Man rechnet mit einem längeren Überlieferungsprozess aller Q-Traditionen. Als Überlieferungsträger gilt ein und dieselbe Gemeinde. Neu ist der kerygmatische Rückgriff auf Worte und Taten des irdischen Jesus. In der älteren Phase des palästinensischen Judenchristentums wurde das Erdenwirken Jesu noch nicht kerygmatisiert. Das geschah erst in den jüngeren Q-Stoffen, wobei wahrscheinlich die älteren Markus-Traditionen das Verkündigungsbild abgaben. Die Gemeinde hat den endzeitlich als Menschensohn erwarteten Jesus gleichzeitig als den der Parusie unmittelbar vorangehenden eschatologischen Propheten, Menschensohn und Gottessohn gedeutet (481f).

Die Anfänge urchristlicher Theologie bestimmte der prophetische Enthusiasmus, d.h. die autoritative Verkündigung des erhöhten-gegenwärtigen Menschsohnes Jesus. Auf den irdischen Jesus, seine Worte und Taten wurde nur in den Markus- und in den jüngeren Q-Stoffen zurückgegriffen (482).

Der Rückgriff auf Worte und Taten des irdischen Jesus erfolgte zum ersten Mal innerhalb der Markus-Stoffe. Im Unterschied zur vormkn Gemeindetradition findet der Rückgriff auf den irdischen Jesus innerhalb der jüngeren Q-Stoffe im Zeichen der göttlichen Sophia statt bei gleichzeitiger Ablehnung der vormkn Wundermann –  und Gott-Christologie. Die präexistente, himmlische Sophia übernimmt die Heilsfunktion in der Geschichte Israels einschließlich der apokalyptischen Endereignisse, die mit ihren letzten beiden Gesandten, Johannes dem Täufer und dem Nazarener, anbrechen (483).

Datensatzauszug =>

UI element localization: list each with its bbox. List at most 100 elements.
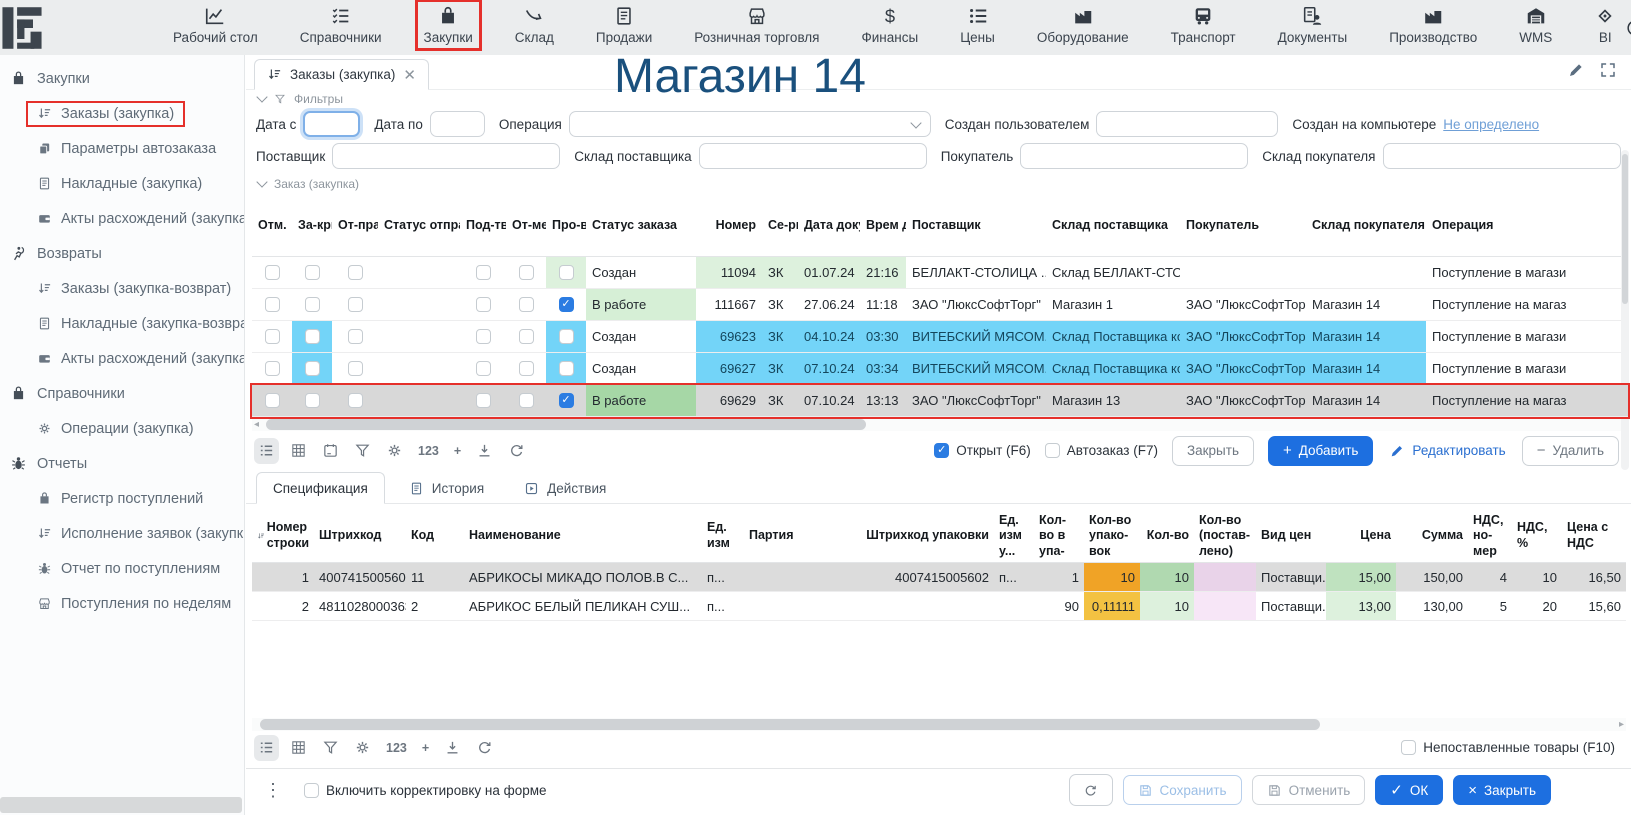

Arbeitsauftrag => Wiederhole den Wortlaut aus dem Auszug zur Q-Überlieferung, beginnend bei „Man rechnet mit“ und endend bei „Gottessohn gedeutet (481f).“. Stütze dich dabei ausschließlich auf den Auszug.

Musterlösung =>
Man rechnet mit einem längeren Überlieferungsprozess aller Q-Traditionen. Als Überlieferungsträger gilt ein und dieselbe Gemeinde. Neu ist der kerygmatische Rückgriff auf Worte und Taten des irdischen Jesus. In der älteren Phase des palästinensischen Judenchristentums wurde das Erdenwirken Jesu noch nicht kerygmatisiert. Das geschah erst in den jüngeren Q-Stoffen, wobei wahrscheinlich die älteren Markus-Traditionen das Verkündigungsbild abgaben. Die Gemeinde hat den endzeitlich als Menschensohn erwarteten Jesus gleichzeitig als den der Parusie unmittelbar vorangehenden eschatologischen Propheten, Menschensohn und Gottessohn gedeutet (481f).